___ Records shown ___

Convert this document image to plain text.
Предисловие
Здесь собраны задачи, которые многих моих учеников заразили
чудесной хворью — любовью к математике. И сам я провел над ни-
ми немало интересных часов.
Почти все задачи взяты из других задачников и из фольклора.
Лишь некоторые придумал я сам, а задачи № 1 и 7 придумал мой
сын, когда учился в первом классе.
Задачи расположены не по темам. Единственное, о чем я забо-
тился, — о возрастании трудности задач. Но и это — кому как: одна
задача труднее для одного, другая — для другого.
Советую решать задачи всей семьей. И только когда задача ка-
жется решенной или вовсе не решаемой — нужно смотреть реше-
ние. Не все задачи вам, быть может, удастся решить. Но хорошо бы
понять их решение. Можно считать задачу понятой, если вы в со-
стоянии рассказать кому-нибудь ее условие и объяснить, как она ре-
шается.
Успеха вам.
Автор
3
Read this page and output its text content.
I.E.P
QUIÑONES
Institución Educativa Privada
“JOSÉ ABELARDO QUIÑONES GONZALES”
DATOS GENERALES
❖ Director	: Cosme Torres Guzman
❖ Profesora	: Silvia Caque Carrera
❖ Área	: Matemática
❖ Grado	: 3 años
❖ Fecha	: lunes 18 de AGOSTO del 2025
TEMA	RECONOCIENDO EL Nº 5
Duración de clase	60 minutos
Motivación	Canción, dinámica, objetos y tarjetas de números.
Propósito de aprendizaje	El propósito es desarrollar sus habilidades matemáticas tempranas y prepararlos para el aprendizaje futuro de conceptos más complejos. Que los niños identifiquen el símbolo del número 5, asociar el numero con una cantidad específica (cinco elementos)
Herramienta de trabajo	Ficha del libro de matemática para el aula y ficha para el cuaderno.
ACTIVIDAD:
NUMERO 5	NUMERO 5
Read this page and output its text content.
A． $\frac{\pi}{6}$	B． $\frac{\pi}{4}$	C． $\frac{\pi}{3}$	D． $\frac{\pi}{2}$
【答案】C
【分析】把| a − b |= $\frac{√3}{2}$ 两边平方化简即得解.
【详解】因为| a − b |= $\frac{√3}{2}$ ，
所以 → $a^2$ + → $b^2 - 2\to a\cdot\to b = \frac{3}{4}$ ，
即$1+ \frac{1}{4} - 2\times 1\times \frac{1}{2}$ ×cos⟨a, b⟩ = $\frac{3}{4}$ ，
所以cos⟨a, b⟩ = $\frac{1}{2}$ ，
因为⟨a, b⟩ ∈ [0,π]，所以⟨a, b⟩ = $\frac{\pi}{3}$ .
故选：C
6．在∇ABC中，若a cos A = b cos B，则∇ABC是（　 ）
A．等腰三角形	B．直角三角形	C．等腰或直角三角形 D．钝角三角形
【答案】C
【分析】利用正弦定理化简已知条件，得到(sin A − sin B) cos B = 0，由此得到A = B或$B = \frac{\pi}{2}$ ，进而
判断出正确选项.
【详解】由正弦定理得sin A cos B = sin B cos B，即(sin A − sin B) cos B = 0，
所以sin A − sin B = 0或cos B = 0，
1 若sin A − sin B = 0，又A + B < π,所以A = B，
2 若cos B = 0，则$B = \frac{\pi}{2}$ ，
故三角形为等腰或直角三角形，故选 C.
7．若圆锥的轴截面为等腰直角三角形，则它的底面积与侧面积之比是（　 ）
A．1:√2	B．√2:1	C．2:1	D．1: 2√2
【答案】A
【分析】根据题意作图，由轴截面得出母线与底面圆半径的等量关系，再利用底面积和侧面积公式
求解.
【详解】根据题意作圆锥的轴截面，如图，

___

Task prompt:
Within the data above, pick out all lines holding the word "para".

The output:
Propósito de aprendizaje	El propósito es desarrollar sus habilidades matemáticas tempranas y prepararlos para el aprendizaje futuro de conceptos más complejos. Que los niños identifiquen el símbolo del número 5, asociar el numero con una cantidad específica (cinco elementos)
Herramienta de trabajo	Ficha del libro de matemática para el aula y ficha para el cuaderno.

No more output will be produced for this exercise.